### DATA FOR THIS EXERCISE
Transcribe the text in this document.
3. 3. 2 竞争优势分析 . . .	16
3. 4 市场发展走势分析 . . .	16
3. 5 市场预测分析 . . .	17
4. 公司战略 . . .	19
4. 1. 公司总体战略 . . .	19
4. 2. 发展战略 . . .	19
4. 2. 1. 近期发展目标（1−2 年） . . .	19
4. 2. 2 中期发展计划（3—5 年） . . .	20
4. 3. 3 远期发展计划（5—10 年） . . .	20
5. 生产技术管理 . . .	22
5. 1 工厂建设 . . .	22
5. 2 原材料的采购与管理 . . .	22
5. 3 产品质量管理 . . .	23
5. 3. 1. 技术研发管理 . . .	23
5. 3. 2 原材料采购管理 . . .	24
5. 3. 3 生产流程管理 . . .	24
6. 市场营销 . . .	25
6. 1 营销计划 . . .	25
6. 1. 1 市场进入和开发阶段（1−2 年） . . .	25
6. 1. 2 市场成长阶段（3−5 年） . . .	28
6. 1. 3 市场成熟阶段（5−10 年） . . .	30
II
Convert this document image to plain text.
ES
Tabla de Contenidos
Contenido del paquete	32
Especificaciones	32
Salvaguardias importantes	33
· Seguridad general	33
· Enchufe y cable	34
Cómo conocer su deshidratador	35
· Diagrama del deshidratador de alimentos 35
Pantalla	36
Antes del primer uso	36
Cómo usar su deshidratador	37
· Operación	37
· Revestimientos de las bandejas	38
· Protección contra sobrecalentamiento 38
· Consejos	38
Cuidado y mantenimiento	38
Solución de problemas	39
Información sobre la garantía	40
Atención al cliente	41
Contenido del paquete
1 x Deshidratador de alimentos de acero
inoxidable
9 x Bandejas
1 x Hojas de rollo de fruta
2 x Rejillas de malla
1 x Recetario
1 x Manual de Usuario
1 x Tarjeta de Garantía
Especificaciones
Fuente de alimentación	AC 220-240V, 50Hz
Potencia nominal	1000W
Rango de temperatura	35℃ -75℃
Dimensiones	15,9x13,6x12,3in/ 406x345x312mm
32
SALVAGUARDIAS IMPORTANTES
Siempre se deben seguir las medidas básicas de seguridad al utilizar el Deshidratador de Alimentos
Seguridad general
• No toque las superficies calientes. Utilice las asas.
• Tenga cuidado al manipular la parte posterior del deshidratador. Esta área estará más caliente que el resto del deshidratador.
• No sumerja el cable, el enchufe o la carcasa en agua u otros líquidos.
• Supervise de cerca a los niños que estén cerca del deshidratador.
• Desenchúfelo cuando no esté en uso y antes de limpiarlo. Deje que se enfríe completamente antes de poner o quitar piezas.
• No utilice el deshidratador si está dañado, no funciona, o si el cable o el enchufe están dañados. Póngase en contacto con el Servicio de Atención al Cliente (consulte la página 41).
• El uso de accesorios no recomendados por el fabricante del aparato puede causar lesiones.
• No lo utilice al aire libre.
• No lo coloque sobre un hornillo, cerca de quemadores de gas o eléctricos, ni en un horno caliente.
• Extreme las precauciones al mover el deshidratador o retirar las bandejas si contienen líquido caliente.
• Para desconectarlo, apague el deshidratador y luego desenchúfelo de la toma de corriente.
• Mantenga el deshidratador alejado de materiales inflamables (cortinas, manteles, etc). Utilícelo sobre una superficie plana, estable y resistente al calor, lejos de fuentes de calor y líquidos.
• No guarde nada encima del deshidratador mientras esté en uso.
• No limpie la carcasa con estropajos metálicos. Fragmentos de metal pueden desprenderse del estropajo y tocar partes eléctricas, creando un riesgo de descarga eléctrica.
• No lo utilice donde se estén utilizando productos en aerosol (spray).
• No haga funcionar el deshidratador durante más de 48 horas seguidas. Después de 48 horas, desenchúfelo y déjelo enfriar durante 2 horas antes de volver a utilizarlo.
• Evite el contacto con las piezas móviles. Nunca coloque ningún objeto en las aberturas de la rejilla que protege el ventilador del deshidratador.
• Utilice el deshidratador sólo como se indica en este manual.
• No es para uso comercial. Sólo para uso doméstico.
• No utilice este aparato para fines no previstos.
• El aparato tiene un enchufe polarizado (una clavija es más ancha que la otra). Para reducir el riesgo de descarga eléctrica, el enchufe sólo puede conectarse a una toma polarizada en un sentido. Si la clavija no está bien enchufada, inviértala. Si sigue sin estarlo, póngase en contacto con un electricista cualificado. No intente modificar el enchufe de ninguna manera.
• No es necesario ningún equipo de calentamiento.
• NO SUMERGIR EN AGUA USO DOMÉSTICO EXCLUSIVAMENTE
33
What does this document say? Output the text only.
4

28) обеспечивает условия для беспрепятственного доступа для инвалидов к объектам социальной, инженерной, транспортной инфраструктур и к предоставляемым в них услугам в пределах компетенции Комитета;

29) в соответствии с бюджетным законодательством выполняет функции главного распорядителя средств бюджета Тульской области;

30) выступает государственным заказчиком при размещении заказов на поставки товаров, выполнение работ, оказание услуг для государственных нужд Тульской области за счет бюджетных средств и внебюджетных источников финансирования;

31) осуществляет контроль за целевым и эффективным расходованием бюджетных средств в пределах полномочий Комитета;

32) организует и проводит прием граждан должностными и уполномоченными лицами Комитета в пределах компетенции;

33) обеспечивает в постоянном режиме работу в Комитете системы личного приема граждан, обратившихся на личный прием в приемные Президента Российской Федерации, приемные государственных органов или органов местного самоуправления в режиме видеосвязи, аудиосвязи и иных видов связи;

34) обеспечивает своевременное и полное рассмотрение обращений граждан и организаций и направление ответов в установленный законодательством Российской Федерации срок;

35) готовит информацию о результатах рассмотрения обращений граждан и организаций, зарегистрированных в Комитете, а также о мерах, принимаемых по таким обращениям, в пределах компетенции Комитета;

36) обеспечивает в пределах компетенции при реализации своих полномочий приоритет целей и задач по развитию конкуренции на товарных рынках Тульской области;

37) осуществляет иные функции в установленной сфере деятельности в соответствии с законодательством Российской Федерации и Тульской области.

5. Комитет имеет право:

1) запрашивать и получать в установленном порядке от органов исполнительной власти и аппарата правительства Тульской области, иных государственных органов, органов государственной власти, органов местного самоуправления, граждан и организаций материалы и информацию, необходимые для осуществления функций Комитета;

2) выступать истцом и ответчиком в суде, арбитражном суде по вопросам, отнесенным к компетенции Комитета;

### TASK TO COMPLETE
Each line in the material either holds the string "соответствии" or does not. State how many do, and nothing else.

### TASK SOLUTION
2